REQUIREMENTS:
Locate the string "Zarządu" in the listing below. Copy every line where it is found.

[Rows from a dataset]

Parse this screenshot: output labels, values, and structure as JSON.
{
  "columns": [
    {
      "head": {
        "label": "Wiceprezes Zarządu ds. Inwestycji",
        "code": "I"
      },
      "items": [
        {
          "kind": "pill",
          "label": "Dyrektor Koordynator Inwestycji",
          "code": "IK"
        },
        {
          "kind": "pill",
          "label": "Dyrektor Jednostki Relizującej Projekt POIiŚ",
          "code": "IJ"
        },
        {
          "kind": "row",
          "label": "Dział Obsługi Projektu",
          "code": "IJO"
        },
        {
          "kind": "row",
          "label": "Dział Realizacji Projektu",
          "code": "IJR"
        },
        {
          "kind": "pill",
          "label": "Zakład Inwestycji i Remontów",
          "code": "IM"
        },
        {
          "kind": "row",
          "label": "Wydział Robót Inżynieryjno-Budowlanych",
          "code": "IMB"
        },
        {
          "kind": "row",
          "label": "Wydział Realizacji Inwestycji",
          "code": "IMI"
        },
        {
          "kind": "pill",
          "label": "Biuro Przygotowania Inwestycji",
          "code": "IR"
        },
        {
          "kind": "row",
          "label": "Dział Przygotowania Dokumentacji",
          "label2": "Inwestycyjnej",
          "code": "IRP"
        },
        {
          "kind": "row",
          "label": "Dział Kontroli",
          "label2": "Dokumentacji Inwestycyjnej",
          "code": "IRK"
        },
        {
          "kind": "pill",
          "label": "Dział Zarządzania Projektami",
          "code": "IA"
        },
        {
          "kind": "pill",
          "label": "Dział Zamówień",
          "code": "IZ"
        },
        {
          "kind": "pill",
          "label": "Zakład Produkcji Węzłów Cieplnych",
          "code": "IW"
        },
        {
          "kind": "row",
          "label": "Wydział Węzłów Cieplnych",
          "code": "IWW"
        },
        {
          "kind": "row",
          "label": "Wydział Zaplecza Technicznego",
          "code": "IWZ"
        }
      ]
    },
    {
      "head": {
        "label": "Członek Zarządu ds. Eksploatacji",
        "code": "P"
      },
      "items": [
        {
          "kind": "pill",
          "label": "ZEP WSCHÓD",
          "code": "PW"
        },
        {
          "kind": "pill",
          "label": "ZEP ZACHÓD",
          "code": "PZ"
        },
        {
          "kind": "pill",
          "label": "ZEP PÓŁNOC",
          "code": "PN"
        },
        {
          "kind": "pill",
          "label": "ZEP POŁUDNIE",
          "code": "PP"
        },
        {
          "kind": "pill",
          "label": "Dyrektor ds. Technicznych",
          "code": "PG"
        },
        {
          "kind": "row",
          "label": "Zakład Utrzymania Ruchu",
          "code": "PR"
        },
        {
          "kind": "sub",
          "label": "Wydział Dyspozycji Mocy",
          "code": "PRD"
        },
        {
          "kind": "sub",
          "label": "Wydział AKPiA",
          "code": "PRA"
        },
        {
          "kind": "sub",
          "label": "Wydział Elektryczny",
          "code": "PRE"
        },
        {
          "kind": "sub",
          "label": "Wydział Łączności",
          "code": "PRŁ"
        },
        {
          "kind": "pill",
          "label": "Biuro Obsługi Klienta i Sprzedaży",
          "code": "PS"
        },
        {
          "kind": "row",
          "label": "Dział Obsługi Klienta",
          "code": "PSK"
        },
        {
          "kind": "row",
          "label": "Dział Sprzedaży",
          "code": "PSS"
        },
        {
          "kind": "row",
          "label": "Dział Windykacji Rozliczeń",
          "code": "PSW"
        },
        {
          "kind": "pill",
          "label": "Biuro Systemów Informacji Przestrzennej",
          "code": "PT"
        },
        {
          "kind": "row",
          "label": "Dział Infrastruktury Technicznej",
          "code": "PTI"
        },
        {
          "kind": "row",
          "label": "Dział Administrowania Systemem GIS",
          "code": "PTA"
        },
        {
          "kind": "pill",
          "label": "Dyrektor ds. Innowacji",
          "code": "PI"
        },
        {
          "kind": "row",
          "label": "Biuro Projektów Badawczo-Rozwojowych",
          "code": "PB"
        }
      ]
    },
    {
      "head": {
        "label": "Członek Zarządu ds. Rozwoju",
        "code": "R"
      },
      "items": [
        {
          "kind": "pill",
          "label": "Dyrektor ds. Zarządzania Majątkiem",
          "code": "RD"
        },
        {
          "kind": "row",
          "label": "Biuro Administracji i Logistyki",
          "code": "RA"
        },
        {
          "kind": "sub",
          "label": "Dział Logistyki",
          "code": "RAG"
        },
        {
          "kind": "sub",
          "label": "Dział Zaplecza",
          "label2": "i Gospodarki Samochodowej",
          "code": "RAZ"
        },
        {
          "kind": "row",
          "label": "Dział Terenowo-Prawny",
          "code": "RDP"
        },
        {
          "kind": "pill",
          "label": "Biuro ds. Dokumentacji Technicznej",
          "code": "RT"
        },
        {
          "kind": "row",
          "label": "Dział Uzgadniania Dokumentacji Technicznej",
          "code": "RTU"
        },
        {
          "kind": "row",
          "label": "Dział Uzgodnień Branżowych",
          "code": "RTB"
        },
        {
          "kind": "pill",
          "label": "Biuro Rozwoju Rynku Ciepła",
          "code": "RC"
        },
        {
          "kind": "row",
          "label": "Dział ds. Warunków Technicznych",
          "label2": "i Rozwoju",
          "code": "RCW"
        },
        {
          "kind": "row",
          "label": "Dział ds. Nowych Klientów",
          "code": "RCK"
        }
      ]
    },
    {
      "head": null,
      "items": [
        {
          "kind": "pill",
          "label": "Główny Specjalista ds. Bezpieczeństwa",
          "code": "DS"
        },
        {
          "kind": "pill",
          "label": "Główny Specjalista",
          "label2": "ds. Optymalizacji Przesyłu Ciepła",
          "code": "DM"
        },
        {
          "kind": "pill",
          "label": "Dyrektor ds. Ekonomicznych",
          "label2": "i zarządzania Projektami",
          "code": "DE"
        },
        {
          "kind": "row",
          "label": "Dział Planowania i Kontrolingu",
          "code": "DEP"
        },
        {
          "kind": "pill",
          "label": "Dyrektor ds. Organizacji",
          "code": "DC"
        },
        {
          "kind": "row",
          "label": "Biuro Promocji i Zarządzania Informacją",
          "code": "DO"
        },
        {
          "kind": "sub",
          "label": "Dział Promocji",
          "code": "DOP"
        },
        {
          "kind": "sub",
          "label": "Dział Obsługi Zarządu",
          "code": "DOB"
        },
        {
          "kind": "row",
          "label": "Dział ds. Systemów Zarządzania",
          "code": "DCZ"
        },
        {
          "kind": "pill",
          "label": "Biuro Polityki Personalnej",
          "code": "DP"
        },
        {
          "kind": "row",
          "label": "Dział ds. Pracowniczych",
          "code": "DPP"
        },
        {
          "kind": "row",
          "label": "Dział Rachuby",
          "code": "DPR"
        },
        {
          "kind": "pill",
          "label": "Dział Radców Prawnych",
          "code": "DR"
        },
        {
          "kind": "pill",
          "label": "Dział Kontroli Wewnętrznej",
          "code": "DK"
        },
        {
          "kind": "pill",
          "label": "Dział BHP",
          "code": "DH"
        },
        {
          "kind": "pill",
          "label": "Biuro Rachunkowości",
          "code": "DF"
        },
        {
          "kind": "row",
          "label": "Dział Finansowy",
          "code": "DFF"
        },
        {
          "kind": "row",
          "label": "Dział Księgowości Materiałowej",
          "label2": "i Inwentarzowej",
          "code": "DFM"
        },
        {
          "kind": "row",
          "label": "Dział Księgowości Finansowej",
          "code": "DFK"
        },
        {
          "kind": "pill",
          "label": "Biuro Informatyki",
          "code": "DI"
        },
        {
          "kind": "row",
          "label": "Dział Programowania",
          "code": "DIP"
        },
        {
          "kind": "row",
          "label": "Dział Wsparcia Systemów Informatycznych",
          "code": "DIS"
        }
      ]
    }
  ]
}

SOLUTION TO THE EXERCISE:
        "label": "Wiceprezes Zarządu ds. Inwestycji",
        "label": "Członek Zarządu ds. Eksploatacji",
        "label": "Członek Zarządu ds. Rozwoju",
          "label": "Dział Obsługi Zarządu",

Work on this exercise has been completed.